══ Task inputs

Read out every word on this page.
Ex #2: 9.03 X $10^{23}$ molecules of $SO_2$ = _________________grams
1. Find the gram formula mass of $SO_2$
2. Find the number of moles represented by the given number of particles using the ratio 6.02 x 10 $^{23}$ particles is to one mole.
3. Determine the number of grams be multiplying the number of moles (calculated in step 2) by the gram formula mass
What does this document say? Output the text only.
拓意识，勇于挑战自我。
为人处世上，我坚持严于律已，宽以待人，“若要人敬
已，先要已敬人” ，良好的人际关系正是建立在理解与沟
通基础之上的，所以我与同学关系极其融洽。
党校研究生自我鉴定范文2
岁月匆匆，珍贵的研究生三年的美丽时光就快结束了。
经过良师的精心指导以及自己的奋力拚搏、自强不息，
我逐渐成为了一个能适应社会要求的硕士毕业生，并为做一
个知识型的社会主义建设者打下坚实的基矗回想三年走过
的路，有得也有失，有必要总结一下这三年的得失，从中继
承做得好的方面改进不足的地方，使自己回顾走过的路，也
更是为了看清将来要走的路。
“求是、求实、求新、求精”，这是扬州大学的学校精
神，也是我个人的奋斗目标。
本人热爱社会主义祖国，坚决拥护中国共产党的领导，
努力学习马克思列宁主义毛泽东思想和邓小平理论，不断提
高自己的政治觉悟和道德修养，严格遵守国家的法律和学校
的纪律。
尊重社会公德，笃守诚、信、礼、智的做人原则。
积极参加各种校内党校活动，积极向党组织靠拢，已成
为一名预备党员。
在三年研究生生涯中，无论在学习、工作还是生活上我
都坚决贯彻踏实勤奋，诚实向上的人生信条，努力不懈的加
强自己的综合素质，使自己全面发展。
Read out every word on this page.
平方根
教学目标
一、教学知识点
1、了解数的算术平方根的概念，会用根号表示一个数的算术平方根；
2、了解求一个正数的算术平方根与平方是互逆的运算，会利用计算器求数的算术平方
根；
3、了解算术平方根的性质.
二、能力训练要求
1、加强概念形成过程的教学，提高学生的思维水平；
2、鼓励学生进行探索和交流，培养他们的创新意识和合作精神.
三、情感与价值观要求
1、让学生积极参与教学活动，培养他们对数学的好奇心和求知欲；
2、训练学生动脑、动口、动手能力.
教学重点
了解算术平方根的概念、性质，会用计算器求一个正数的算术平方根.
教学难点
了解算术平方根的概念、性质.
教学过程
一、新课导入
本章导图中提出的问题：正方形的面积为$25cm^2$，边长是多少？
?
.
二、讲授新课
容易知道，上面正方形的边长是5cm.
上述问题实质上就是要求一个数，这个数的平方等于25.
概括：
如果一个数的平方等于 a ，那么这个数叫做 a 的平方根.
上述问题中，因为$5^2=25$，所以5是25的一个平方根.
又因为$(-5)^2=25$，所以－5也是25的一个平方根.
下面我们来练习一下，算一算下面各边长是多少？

════

## Exercise directions
Return every line above in which the string "moles" occurs.

## The answer
2. Find the number of moles represented by the given number of particles using the ratio 6.02 x 10 $^{23}$ particles is to one mole.
3. Determine the number of grams be multiplying the number of moles (calculated in step 2) by the gram formula mass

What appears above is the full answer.